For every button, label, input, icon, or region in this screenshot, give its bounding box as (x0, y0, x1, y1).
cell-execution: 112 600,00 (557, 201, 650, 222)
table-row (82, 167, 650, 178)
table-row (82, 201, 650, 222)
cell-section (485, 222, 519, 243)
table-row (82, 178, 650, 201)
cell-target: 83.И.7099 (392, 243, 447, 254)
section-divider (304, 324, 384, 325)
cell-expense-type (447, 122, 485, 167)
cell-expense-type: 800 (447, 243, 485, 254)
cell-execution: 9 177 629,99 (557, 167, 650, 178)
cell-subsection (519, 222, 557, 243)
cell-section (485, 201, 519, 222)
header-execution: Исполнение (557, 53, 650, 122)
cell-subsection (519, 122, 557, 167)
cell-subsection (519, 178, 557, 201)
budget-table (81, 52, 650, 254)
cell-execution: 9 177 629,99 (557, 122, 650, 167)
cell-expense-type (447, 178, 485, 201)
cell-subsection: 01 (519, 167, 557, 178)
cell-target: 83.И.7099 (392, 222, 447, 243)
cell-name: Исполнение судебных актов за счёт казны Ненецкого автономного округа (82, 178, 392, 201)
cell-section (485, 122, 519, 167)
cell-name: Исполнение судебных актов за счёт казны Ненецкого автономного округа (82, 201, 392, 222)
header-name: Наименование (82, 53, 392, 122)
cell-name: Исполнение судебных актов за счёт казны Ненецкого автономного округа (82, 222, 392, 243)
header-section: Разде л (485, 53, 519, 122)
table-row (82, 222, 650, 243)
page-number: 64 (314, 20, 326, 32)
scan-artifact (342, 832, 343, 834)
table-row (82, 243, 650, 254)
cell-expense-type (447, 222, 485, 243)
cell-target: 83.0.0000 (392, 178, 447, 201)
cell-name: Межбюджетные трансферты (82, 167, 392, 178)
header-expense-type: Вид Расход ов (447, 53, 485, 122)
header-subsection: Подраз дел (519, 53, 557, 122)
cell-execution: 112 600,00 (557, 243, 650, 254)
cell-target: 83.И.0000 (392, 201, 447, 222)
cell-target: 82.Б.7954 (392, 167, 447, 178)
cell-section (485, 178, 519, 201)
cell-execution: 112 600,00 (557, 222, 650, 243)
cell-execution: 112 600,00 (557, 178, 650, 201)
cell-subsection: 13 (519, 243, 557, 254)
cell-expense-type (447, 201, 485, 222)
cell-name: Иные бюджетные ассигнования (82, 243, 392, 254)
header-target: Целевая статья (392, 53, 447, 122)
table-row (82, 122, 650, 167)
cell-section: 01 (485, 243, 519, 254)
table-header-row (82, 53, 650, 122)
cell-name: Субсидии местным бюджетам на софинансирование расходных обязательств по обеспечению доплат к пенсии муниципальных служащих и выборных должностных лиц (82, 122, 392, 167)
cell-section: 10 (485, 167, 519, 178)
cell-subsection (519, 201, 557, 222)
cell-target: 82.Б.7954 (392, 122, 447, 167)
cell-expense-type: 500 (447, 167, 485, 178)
──────
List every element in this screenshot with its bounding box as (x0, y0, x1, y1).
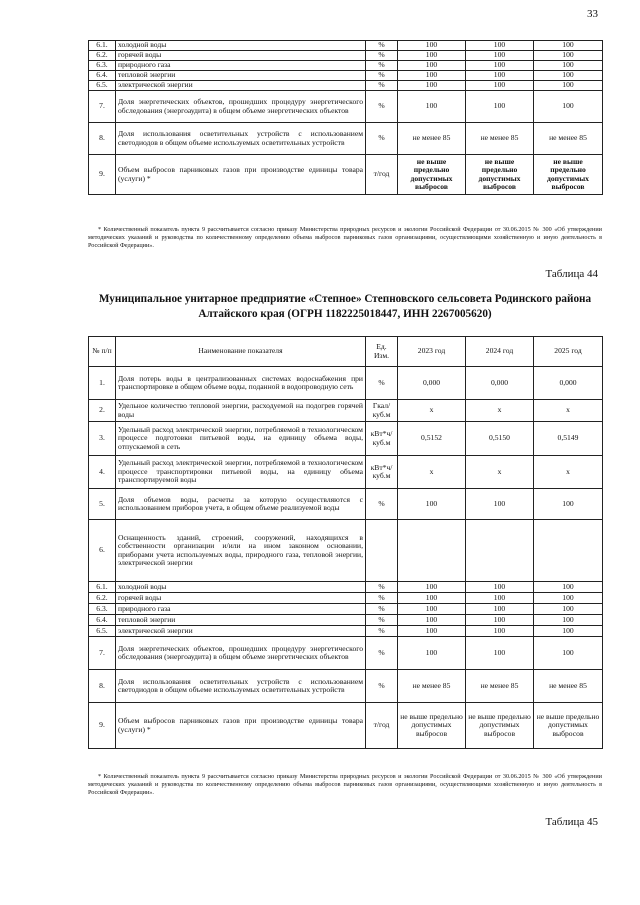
──────
Rewrite the data from the line containing "For every button, label, input, icon, or" down through the line containing "cell-section (485, 222, 519, 243)", both lines included, as a numbered list with blank lines omitted.

### Response for this exercise
1. For every button, label, input, icon, or region in this screenshot, give its bounding box as (x0, y0, x1, y1).
2. cell-execution: 112 600,00 (557, 201, 650, 222)
3. table-row (82, 167, 650, 178)
4. table-row (82, 201, 650, 222)
5. cell-section (485, 222, 519, 243)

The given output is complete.